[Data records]
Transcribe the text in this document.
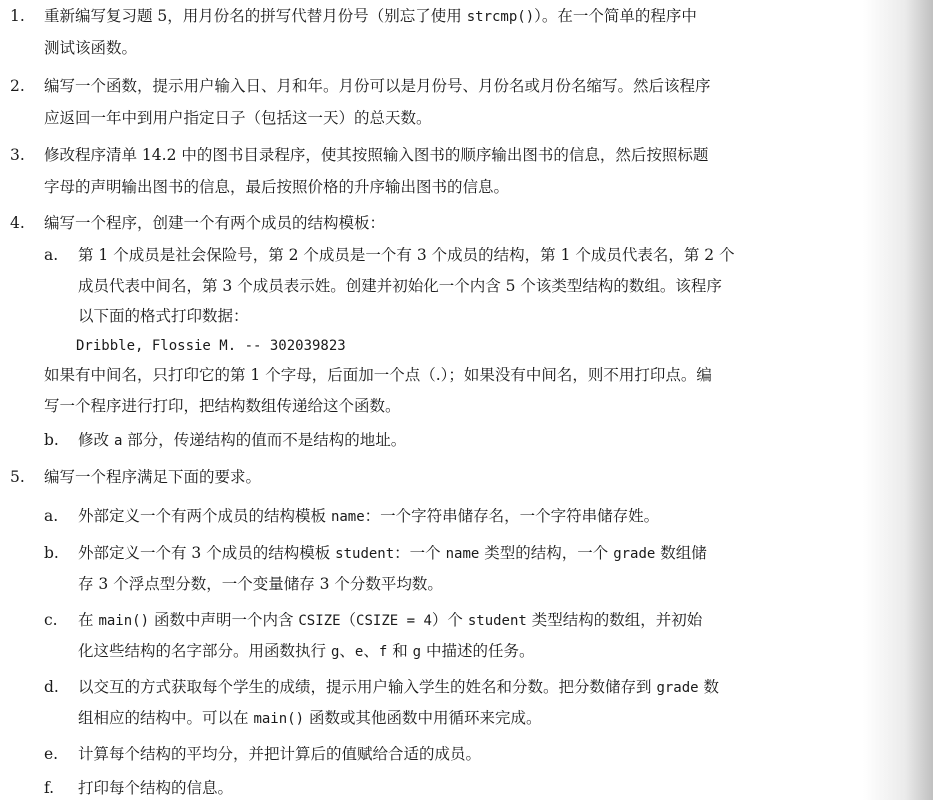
1. 重新编写复习题 5，用月份名的拼写代替月份号（别忘了使用 strcmp()）。在一个简单的程序中
测试该函数。
2. 编写一个函数，提示用户输入日、月和年。月份可以是月份号、月份名或月份名缩写。然后该程序
应返回一年中到用户指定日子（包括这一天）的总天数。
3. 修改程序清单 14.2 中的图书目录程序，使其按照输入图书的顺序输出图书的信息，然后按照标题
字母的声明输出图书的信息，最后按照价格的升序输出图书的信息。
4. 编写一个程序，创建一个有两个成员的结构模板：
a. 第 1 个成员是社会保险号，第 2 个成员是一个有 3 个成员的结构，第 1 个成员代表名，第 2 个
成员代表中间名，第 3 个成员表示姓。创建并初始化一个内含 5 个该类型结构的数组。该程序
以下面的格式打印数据：
Dribble, Flossie M. -- 302039823
如果有中间名，只打印它的第 1 个字母，后面加一个点（.）；如果没有中间名，则不用打印点。编
写一个程序进行打印，把结构数组传递给这个函数。
b. 修改 a 部分，传递结构的值而不是结构的地址。
5. 编写一个程序满足下面的要求。
a. 外部定义一个有两个成员的结构模板 name：一个字符串储存名，一个字符串储存姓。
b. 外部定义一个有 3 个成员的结构模板 student：一个 name 类型的结构，一个 grade 数组储
存 3 个浮点型分数，一个变量储存 3 个分数平均数。
c. 在 main() 函数中声明一个内含 CSIZE（CSIZE = 4）个 student 类型结构的数组，并初始
化这些结构的名字部分。用函数执行 g、e、f 和 g 中描述的任务。
d. 以交互的方式获取每个学生的成绩，提示用户输入学生的姓名和分数。把分数储存到 grade 数
组相应的结构中。可以在 main() 函数或其他函数中用循环来完成。
e. 计算每个结构的平均分，并把计算后的值赋给合适的成员。
f. 打印每个结构的信息。
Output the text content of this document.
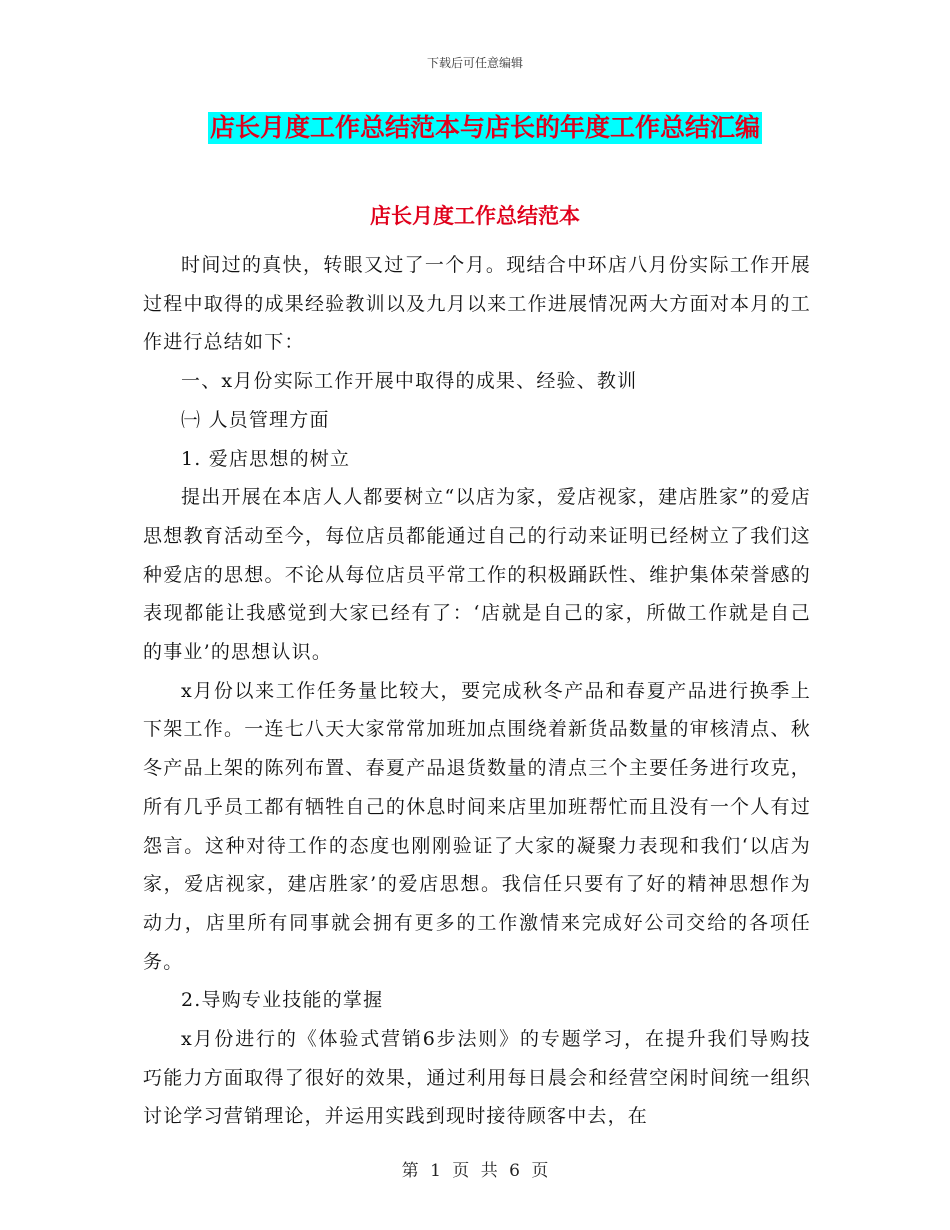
下载后可任意编辑
店长月度工作总结范本与店长的年度工作总结汇编
店长月度工作总结范本

时间过的真快，转眼又过了一个月。现结合中环店八月份实际工作开展过程中取得的成果经验教训以及九月以来工作进展情况两大方面对本月的工作进行总结如下：

一、x月份实际工作开展中取得的成果、经验、教训

㈠ 人员管理方面

1. 爱店思想的树立

提出开展在本店人人都要树立“以店为家，爱店视家，建店胜家”的爱店思想教育活动至今，每位店员都能通过自己的行动来证明已经树立了我们这种爱店的思想。不论从每位店员平常工作的积极踊跃性、维护集体荣誉感的表现都能让我感觉到大家已经有了：‘店就是自己的家，所做工作就是自己的事业’的思想认识。

x月份以来工作任务量比较大，要完成秋冬产品和春夏产品进行换季上下架工作。一连七八天大家常常加班加点围绕着新货品数量的审核清点、秋冬产品上架的陈列布置、春夏产品退货数量的清点三个主要任务进行攻克，所有几乎员工都有牺牲自己的休息时间来店里加班帮忙而且没有一个人有过怨言。这种对待工作的态度也刚刚验证了大家的凝聚力表现和我们‘以店为家，爱店视家，建店胜家’的爱店思想。我信任只要有了好的精神思想作为动力，店里所有同事就会拥有更多的工作激情来完成好公司交给的各项任务。

2.导购专业技能的掌握

x月份进行的《体验式营销6步法则》的专题学习，在提升我们导购技巧能力方面取得了很好的效果，通过利用每日晨会和经营空闲时间统一组织讨论学习营销理论，并运用实践到现时接待顾客中去，在

第 1 页 共 6 页
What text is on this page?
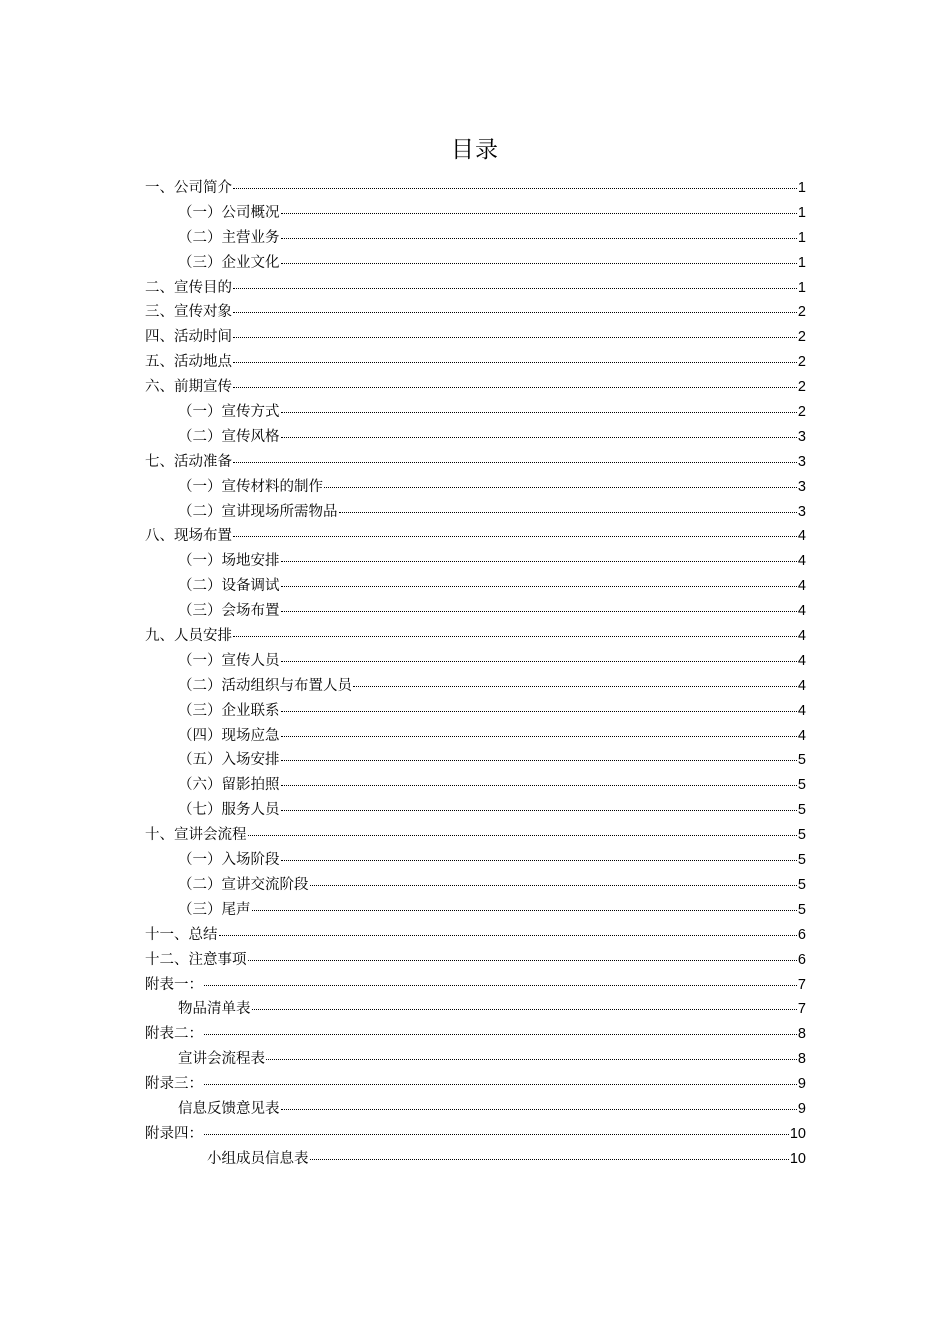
目录
一、公司简介	1
（一）公司概况	1
（二）主营业务	1
（三）企业文化	1
二、宣传目的	1
三、宣传对象	2
四、活动时间	2
五、活动地点	2
六、前期宣传	2
（一）宣传方式	2
（二）宣传风格	3
七、活动准备	3
（一）宣传材料的制作	3
（二）宣讲现场所需物品	3
八、现场布置	4
（一）场地安排	4
（二）设备调试	4
（三）会场布置	4
九、人员安排	4
（一）宣传人员	4
（二）活动组织与布置人员	4
（三）企业联系	4
（四）现场应急	4
（五）入场安排	5
（六）留影拍照	5
（七）服务人员	5
十、宣讲会流程	5
（一）入场阶段	5
（二）宣讲交流阶段	5
（三）尾声	5
十一、总结	6
十二、注意事项	6
附表一：	7
物品清单表	7
附表二：	8
宣讲会流程表	8
附录三：	9
信息反馈意见表	9
附录四：	10
小组成员信息表	10
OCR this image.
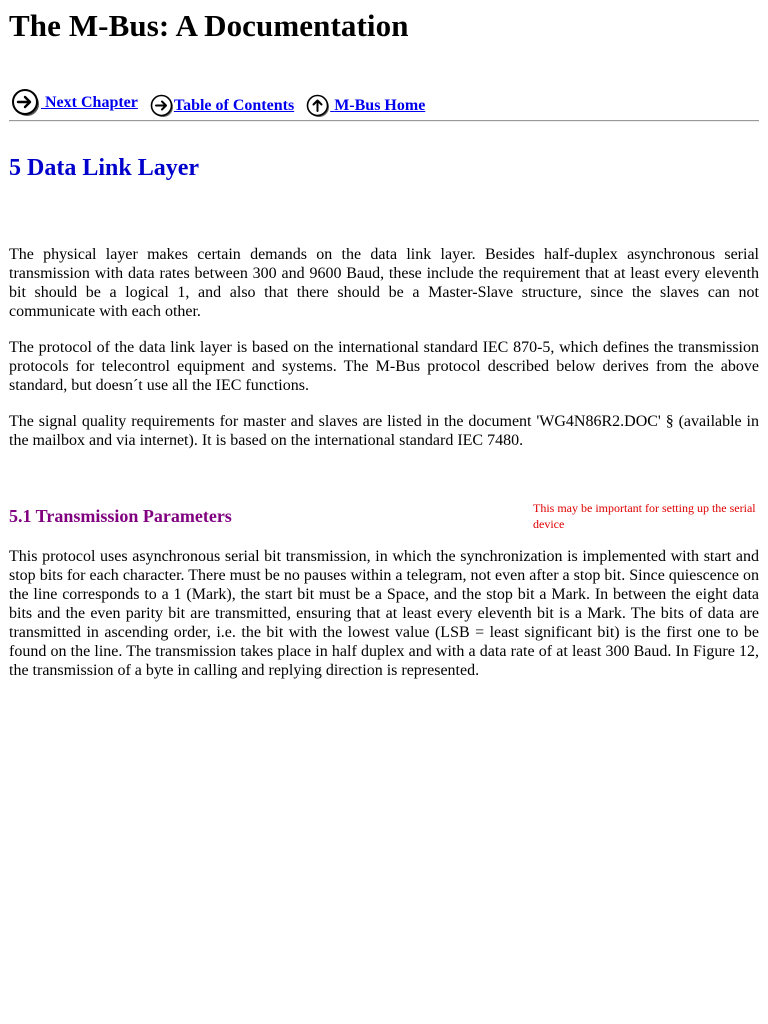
The M-Bus: A Documentation

Next Chapter
Table of Contents

	M-Bus Home
5 Data Link Layer

The physical layer makes certain demands on the data link layer. Besides half-duplex asynchronous serial transmission with data rates between 300 and 9600 Baud, these include the requirement that at least every eleventh bit should be a logical 1, and also that there should be a Master-Slave structure, since the slaves can not communicate with each other.

The protocol of the data link layer is based on the international standard IEC 870-5, which defines the transmission protocols for telecontrol equipment and systems. The M-Bus protocol described below derives from the above standard, but doesn´t use all the IEC functions.

The signal quality requirements for master and slaves are listed in the document 'WG4N86R2.DOC' § (available in the mailbox and via internet). It is based on the international standard IEC 7480.

5.1 Transmission Parameters	This may be important for setting up the serial device

This protocol uses asynchronous serial bit transmission, in which the synchronization is implemented with start and stop bits for each character. There must be no pauses within a telegram, not even after a stop bit. Since quiescence on the line corresponds to a 1 (Mark), the start bit must be a Space, and the stop bit a Mark. In between the eight data bits and the even parity bit are transmitted, ensuring that at least every eleventh bit is a Mark. The bits of data are transmitted in ascending order, i.e. the bit with the lowest value (LSB = least significant bit) is the first one to be found on the line. The transmission takes place in half duplex and with a data rate of at least 300 Baud. In Figure 12, the transmission of a byte in calling and replying direction is represented.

• SHORT TASK: Using the material above, return every line exactly as it appears, minus the pictures.

• RESPONSE:
Transcribe the text in this document.
1. 重新编写复习题 5，用月份名的拼写代替月份号（别忘了使用 strcmp()）。在一个简单的程序中
测试该函数。
2. 编写一个函数，提示用户输入日、月和年。月份可以是月份号、月份名或月份名缩写。然后该程序
应返回一年中到用户指定日子（包括这一天）的总天数。
3. 修改程序清单 14.2 中的图书目录程序，使其按照输入图书的顺序输出图书的信息，然后按照标题
字母的声明输出图书的信息，最后按照价格的升序输出图书的信息。
4. 编写一个程序，创建一个有两个成员的结构模板：
a. 第 1 个成员是社会保险号，第 2 个成员是一个有 3 个成员的结构，第 1 个成员代表名，第 2 个
成员代表中间名，第 3 个成员表示姓。创建并初始化一个内含 5 个该类型结构的数组。该程序
以下面的格式打印数据：
Dribble, Flossie M. -- 302039823
如果有中间名，只打印它的第 1 个字母，后面加一个点（.）；如果没有中间名，则不用打印点。编
写一个程序进行打印，把结构数组传递给这个函数。
b. 修改 a 部分，传递结构的值而不是结构的地址。
5. 编写一个程序满足下面的要求。
a. 外部定义一个有两个成员的结构模板 name：一个字符串储存名，一个字符串储存姓。
b. 外部定义一个有 3 个成员的结构模板 student：一个 name 类型的结构，一个 grade 数组储
存 3 个浮点型分数，一个变量储存 3 个分数平均数。
c. 在 main() 函数中声明一个内含 CSIZE（CSIZE = 4）个 student 类型结构的数组，并初始
化这些结构的名字部分。用函数执行 g、e、f 和 g 中描述的任务。
d. 以交互的方式获取每个学生的成绩，提示用户输入学生的姓名和分数。把分数储存到 grade 数
组相应的结构中。可以在 main() 函数或其他函数中用循环来完成。
e. 计算每个结构的平均分，并把计算后的值赋给合适的成员。
f. 打印每个结构的信息。
Output the text content of this document.
下载后可任意编辑
店长月度工作总结范本与店长的年度工作总结汇编
店长月度工作总结范本

时间过的真快，转眼又过了一个月。现结合中环店八月份实际工作开展过程中取得的成果经验教训以及九月以来工作进展情况两大方面对本月的工作进行总结如下：

一、x月份实际工作开展中取得的成果、经验、教训

㈠ 人员管理方面

1. 爱店思想的树立

提出开展在本店人人都要树立“以店为家，爱店视家，建店胜家”的爱店思想教育活动至今，每位店员都能通过自己的行动来证明已经树立了我们这种爱店的思想。不论从每位店员平常工作的积极踊跃性、维护集体荣誉感的表现都能让我感觉到大家已经有了：‘店就是自己的家，所做工作就是自己的事业’的思想认识。

x月份以来工作任务量比较大，要完成秋冬产品和春夏产品进行换季上下架工作。一连七八天大家常常加班加点围绕着新货品数量的审核清点、秋冬产品上架的陈列布置、春夏产品退货数量的清点三个主要任务进行攻克，所有几乎员工都有牺牲自己的休息时间来店里加班帮忙而且没有一个人有过怨言。这种对待工作的态度也刚刚验证了大家的凝聚力表现和我们‘以店为家，爱店视家，建店胜家’的爱店思想。我信任只要有了好的精神思想作为动力，店里所有同事就会拥有更多的工作激情来完成好公司交给的各项任务。

2.导购专业技能的掌握

x月份进行的《体验式营销6步法则》的专题学习，在提升我们导购技巧能力方面取得了很好的效果，通过利用每日晨会和经营空闲时间统一组织讨论学习营销理论，并运用实践到现时接待顾客中去，在

第 1 页 共 6 页
What text is on this page?
目录
一、公司简介	1
（一）公司概况	1
（二）主营业务	1
（三）企业文化	1
二、宣传目的	1
三、宣传对象	2
四、活动时间	2
五、活动地点	2
六、前期宣传	2
（一）宣传方式	2
（二）宣传风格	3
七、活动准备	3
（一）宣传材料的制作	3
（二）宣讲现场所需物品	3
八、现场布置	4
（一）场地安排	4
（二）设备调试	4
（三）会场布置	4
九、人员安排	4
（一）宣传人员	4
（二）活动组织与布置人员	4
（三）企业联系	4
（四）现场应急	4
（五）入场安排	5
（六）留影拍照	5
（七）服务人员	5
十、宣讲会流程	5
（一）入场阶段	5
（二）宣讲交流阶段	5
（三）尾声	5
十一、总结	6
十二、注意事项	6
附表一：	7
物品清单表	7
附表二：	8
宣讲会流程表	8
附录三：	9
信息反馈意见表	9
附录四：	10
小组成员信息表	10
OCR this image.
The M-Bus: A Documentation

Next Chapter
Table of Contents

	M-Bus Home
5 Data Link Layer

The physical layer makes certain demands on the data link layer. Besides half-duplex asynchronous serial transmission with data rates between 300 and 9600 Baud, these include the requirement that at least every eleventh bit should be a logical 1, and also that there should be a Master-Slave structure, since the slaves can not communicate with each other.

The protocol of the data link layer is based on the international standard IEC 870-5, which defines the transmission protocols for telecontrol equipment and systems. The M-Bus protocol described below derives from the above standard, but doesn´t use all the IEC functions.

The signal quality requirements for master and slaves are listed in the document 'WG4N86R2.DOC' § (available in the mailbox and via internet). It is based on the international standard IEC 7480.

5.1 Transmission Parameters	This may be important for setting up the serial device

This protocol uses asynchronous serial bit transmission, in which the synchronization is implemented with start and stop bits for each character. There must be no pauses within a telegram, not even after a stop bit. Since quiescence on the line corresponds to a 1 (Mark), the start bit must be a Space, and the stop bit a Mark. In between the eight data bits and the even parity bit are transmitted, ensuring that at least every eleventh bit is a Mark. The bits of data are transmitted in ascending order, i.e. the bit with the lowest value (LSB = least significant bit) is the first one to be found on the line. The transmission takes place in half duplex and with a data rate of at least 300 Baud. In Figure 12, the transmission of a byte in calling and replying direction is represented.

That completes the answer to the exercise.